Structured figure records
::::
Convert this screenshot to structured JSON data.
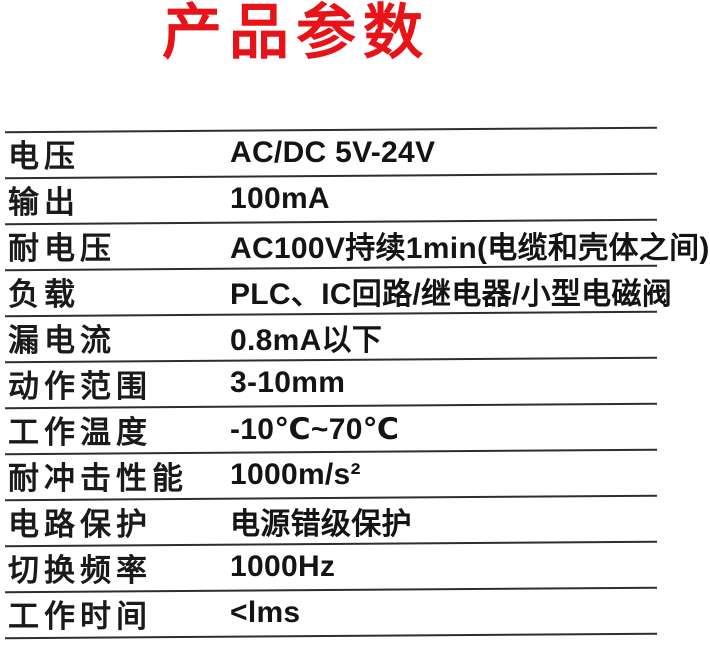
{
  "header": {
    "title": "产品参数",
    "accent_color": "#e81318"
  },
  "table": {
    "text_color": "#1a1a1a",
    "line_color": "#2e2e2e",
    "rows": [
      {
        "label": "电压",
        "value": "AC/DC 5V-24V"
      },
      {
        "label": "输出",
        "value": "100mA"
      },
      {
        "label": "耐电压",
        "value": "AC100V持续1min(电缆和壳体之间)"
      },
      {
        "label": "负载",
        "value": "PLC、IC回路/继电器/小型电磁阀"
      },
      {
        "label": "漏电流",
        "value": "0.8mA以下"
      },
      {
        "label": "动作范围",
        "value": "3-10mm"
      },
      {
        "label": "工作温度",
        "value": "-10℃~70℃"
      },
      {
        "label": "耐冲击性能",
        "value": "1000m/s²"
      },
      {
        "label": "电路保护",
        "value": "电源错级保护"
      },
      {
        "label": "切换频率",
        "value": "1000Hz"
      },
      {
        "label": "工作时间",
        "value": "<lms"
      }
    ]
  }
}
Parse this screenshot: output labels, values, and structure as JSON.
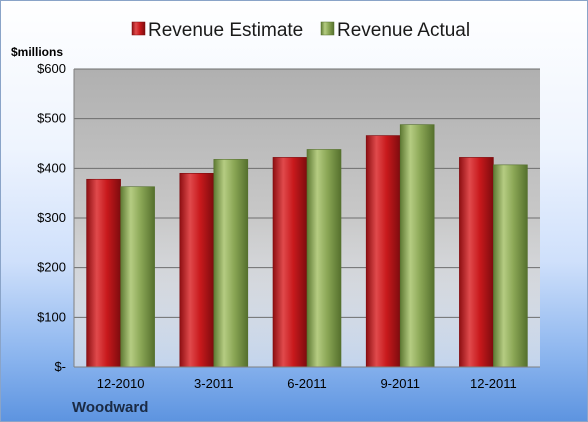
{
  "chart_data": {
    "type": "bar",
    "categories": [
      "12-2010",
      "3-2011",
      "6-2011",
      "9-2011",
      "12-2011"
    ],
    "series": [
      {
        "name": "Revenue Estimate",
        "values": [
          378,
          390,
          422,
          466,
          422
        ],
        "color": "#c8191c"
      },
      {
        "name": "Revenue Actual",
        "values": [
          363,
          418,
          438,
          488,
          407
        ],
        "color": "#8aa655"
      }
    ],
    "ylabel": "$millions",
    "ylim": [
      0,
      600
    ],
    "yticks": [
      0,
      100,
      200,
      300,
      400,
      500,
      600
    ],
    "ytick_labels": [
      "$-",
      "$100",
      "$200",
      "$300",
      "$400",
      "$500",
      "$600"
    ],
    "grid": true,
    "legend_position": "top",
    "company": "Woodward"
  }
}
::::
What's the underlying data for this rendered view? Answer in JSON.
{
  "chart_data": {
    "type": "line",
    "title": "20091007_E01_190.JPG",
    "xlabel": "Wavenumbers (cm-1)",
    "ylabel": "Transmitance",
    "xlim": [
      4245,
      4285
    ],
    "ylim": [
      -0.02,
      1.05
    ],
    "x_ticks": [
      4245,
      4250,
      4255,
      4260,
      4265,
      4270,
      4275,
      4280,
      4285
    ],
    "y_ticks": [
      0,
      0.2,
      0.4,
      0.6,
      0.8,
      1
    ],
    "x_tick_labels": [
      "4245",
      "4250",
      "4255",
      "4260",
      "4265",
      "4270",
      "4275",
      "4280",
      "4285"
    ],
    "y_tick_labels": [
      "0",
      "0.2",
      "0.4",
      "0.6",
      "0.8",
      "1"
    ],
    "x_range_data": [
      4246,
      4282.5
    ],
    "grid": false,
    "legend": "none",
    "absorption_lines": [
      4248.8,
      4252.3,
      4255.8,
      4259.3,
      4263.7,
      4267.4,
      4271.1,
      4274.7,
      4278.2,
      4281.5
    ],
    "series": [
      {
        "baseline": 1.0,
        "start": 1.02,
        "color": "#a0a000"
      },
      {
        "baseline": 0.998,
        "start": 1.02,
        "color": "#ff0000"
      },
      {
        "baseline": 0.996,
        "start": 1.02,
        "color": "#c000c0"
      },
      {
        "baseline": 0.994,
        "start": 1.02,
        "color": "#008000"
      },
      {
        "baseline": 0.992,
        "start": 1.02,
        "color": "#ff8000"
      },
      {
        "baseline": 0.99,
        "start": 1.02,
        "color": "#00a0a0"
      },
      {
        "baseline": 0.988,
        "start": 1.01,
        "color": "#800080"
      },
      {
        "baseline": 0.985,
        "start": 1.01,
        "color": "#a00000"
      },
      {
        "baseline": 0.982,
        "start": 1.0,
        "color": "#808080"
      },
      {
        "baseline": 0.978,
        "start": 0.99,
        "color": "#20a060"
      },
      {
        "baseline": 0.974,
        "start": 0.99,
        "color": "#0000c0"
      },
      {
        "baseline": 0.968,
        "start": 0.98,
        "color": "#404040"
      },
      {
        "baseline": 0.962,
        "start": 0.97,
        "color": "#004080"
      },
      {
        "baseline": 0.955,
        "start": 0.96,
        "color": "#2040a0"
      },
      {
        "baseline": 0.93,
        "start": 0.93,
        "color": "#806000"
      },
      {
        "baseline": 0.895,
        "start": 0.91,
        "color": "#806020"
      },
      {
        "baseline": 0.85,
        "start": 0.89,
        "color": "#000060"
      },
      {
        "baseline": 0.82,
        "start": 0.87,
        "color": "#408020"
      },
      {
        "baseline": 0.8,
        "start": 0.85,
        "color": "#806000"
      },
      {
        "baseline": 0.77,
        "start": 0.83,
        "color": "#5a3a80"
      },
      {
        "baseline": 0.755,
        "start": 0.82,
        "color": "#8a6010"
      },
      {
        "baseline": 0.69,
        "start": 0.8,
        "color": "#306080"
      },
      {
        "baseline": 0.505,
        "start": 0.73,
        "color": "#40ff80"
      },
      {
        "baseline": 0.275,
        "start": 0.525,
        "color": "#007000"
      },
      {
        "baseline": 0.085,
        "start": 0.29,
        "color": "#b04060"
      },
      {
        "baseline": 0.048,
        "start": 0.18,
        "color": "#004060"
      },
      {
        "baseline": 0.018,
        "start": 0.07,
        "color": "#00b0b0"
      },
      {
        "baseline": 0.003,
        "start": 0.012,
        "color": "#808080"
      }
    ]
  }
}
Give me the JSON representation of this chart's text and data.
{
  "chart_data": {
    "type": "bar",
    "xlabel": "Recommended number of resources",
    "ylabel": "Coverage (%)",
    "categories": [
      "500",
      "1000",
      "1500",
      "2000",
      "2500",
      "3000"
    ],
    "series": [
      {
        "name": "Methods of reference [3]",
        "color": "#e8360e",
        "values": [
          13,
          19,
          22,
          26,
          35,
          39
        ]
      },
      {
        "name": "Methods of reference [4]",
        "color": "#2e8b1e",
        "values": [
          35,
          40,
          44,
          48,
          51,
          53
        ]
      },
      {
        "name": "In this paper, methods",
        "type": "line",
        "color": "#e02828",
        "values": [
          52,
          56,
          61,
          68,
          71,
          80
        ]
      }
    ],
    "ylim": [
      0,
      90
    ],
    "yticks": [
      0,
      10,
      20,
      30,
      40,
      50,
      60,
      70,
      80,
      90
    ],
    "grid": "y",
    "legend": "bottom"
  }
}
::::
SET TASK -> From the records above, pick out and copy each line holding the word "Revenue".

RESULT BELOW ->
        "name": "Revenue Estimate",
        "name": "Revenue Actual",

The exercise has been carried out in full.